### Short exercise
Pull every "heading" line out of the data below.

═════ Records for the task ═════

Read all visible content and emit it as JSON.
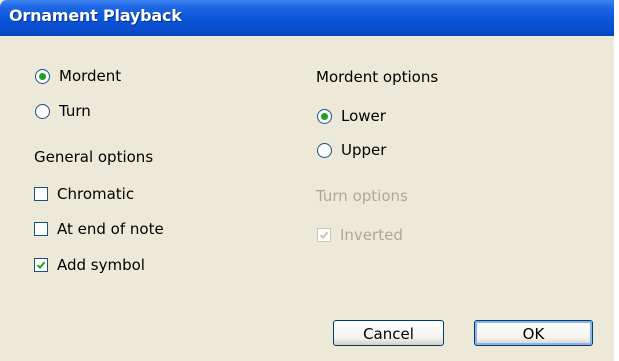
{
  "window": {
    "title": "Ornament Playback"
  },
  "ornament_type": {
    "options": [
      {
        "label": "Mordent",
        "checked": true
      },
      {
        "label": "Turn",
        "checked": false
      }
    ]
  },
  "general_options": {
    "heading": "General options",
    "items": [
      {
        "label": "Chromatic",
        "checked": false
      },
      {
        "label": "At end of note",
        "checked": false
      },
      {
        "label": "Add symbol",
        "checked": true
      }
    ]
  },
  "mordent_options": {
    "heading": "Mordent options",
    "options": [
      {
        "label": "Lower",
        "checked": true
      },
      {
        "label": "Upper",
        "checked": false
      }
    ]
  },
  "turn_options": {
    "heading": "Turn options",
    "enabled": false,
    "items": [
      {
        "label": "Inverted",
        "checked": true,
        "enabled": false
      }
    ]
  },
  "buttons": {
    "cancel": "Cancel",
    "ok": "OK"
  },
  "colors": {
    "titlebar": "#0a55da",
    "dialog_bg": "#ece9d8",
    "radio_dot": "#21a121",
    "disabled_text": "#aca899"
  }
}
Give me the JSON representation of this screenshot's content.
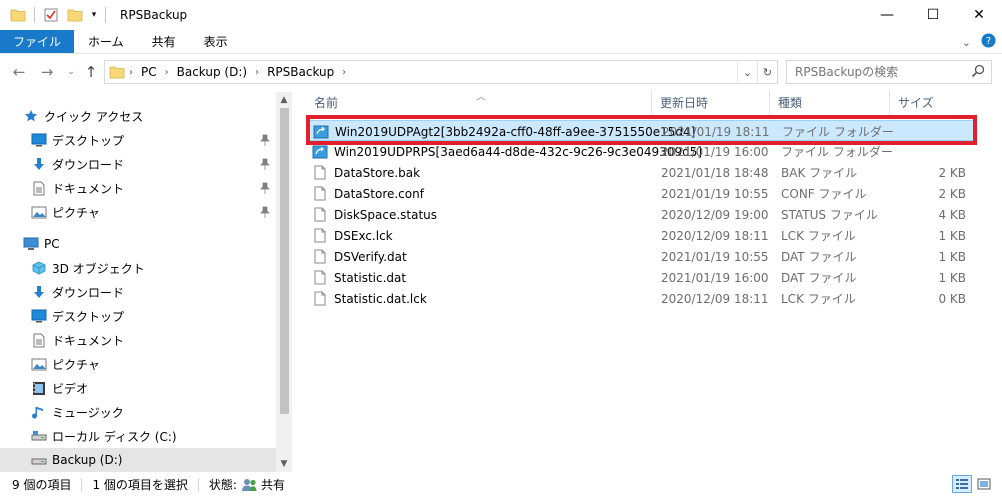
{
  "window": {
    "title": "RPSBackup",
    "min_label": "—",
    "max_label": "☐",
    "close_label": "✕"
  },
  "ribbon": {
    "tabs": [
      "ファイル",
      "ホーム",
      "共有",
      "表示"
    ]
  },
  "address": {
    "crumbs": [
      "PC",
      "Backup (D:)",
      "RPSBackup"
    ],
    "search_placeholder": "RPSBackupの検索"
  },
  "nav": {
    "items": [
      {
        "label": "クイック アクセス",
        "icon": "star-icon"
      },
      {
        "label": "デスクトップ",
        "icon": "desktop-icon",
        "pinned": true
      },
      {
        "label": "ダウンロード",
        "icon": "download-icon",
        "pinned": true
      },
      {
        "label": "ドキュメント",
        "icon": "document-icon",
        "pinned": true
      },
      {
        "label": "ピクチャ",
        "icon": "picture-icon",
        "pinned": true
      },
      {
        "label": "PC",
        "icon": "pc-icon"
      },
      {
        "label": "3D オブジェクト",
        "icon": "cube-icon"
      },
      {
        "label": "ダウンロード",
        "icon": "download-icon"
      },
      {
        "label": "デスクトップ",
        "icon": "desktop-icon"
      },
      {
        "label": "ドキュメント",
        "icon": "document-icon"
      },
      {
        "label": "ピクチャ",
        "icon": "picture-icon"
      },
      {
        "label": "ビデオ",
        "icon": "video-icon"
      },
      {
        "label": "ミュージック",
        "icon": "music-icon"
      },
      {
        "label": "ローカル ディスク (C:)",
        "icon": "drive-icon"
      },
      {
        "label": "Backup (D:)",
        "icon": "drive-icon",
        "selected": true
      }
    ]
  },
  "columns": [
    "名前",
    "更新日時",
    "種類",
    "サイズ"
  ],
  "files": [
    {
      "name": "Win2019UDPAgt2[3bb2492a-cff0-48ff-a9ee-3751550e15d4]",
      "date": "2021/01/19 18:11",
      "type": "ファイル フォルダー",
      "size": "",
      "kind": "folder",
      "selected": true
    },
    {
      "name": "Win2019UDPRPS[3aed6a44-d8de-432c-9c26-9c3e049309d5]",
      "date": "2021/01/19 16:00",
      "type": "ファイル フォルダー",
      "size": "",
      "kind": "folder"
    },
    {
      "name": "DataStore.bak",
      "date": "2021/01/18 18:48",
      "type": "BAK ファイル",
      "size": "2 KB",
      "kind": "file"
    },
    {
      "name": "DataStore.conf",
      "date": "2021/01/19 10:55",
      "type": "CONF ファイル",
      "size": "2 KB",
      "kind": "file"
    },
    {
      "name": "DiskSpace.status",
      "date": "2020/12/09 19:00",
      "type": "STATUS ファイル",
      "size": "4 KB",
      "kind": "file"
    },
    {
      "name": "DSExc.lck",
      "date": "2020/12/09 18:11",
      "type": "LCK ファイル",
      "size": "1 KB",
      "kind": "file"
    },
    {
      "name": "DSVerify.dat",
      "date": "2021/01/19 10:55",
      "type": "DAT ファイル",
      "size": "1 KB",
      "kind": "file"
    },
    {
      "name": "Statistic.dat",
      "date": "2021/01/19 16:00",
      "type": "DAT ファイル",
      "size": "1 KB",
      "kind": "file"
    },
    {
      "name": "Statistic.dat.lck",
      "date": "2020/12/09 18:11",
      "type": "LCK ファイル",
      "size": "0 KB",
      "kind": "file"
    }
  ],
  "status": {
    "item_count": "9 個の項目",
    "selected_count": "1 個の項目を選択",
    "state_label": "状態:",
    "state_value": "共有"
  },
  "colors": {
    "accent": "#1979ca",
    "selection": "#cce8ff",
    "highlight_box": "#e0202a"
  }
}
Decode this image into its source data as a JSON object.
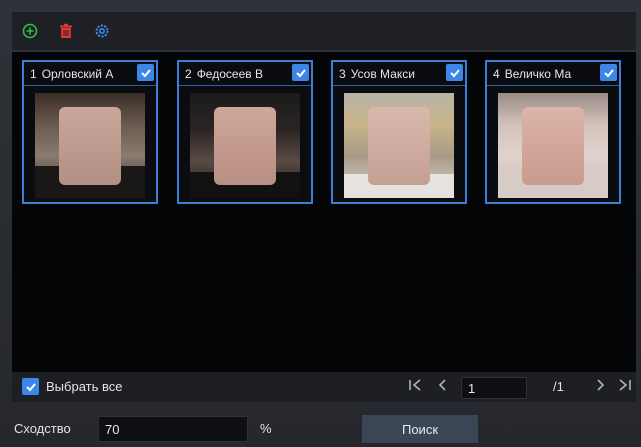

═════

### Task result
    "heading": "General options",
    "heading": "Mordent options",
    "heading": "Turn options",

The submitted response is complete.